# DATA FOR THIS EXERCISE start

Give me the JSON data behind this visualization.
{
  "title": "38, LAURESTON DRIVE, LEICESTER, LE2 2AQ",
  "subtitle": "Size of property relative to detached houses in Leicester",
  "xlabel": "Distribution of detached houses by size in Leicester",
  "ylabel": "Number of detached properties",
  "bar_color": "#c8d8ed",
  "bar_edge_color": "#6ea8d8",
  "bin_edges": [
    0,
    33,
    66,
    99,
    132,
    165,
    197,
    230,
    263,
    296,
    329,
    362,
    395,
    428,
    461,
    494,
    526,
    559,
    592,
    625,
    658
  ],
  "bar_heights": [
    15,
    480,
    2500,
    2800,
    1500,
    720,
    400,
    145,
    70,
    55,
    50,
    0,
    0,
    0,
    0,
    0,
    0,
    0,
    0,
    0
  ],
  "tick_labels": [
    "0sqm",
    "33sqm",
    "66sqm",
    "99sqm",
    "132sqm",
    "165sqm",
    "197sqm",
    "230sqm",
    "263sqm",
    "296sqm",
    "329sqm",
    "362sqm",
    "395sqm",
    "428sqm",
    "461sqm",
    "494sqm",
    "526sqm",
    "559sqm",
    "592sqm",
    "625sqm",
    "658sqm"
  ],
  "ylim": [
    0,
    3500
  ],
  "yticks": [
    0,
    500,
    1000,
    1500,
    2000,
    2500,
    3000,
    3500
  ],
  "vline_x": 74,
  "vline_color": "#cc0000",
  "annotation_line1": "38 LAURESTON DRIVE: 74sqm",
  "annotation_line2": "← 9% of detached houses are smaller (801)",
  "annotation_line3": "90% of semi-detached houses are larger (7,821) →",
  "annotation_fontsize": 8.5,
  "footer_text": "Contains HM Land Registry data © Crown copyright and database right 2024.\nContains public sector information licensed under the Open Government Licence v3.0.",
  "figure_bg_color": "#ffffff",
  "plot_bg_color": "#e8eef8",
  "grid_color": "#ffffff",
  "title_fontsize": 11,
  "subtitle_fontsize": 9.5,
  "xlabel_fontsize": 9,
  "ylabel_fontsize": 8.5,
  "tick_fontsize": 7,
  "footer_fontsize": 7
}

# DATA FOR THIS EXERCISE end

Extract from the material all lines containing the string "DRIVE".

  "title": "38, LAURESTON DRIVE, LEICESTER, LE2 2AQ",
  "annotation_line1": "38 LAURESTON DRIVE: 74sqm",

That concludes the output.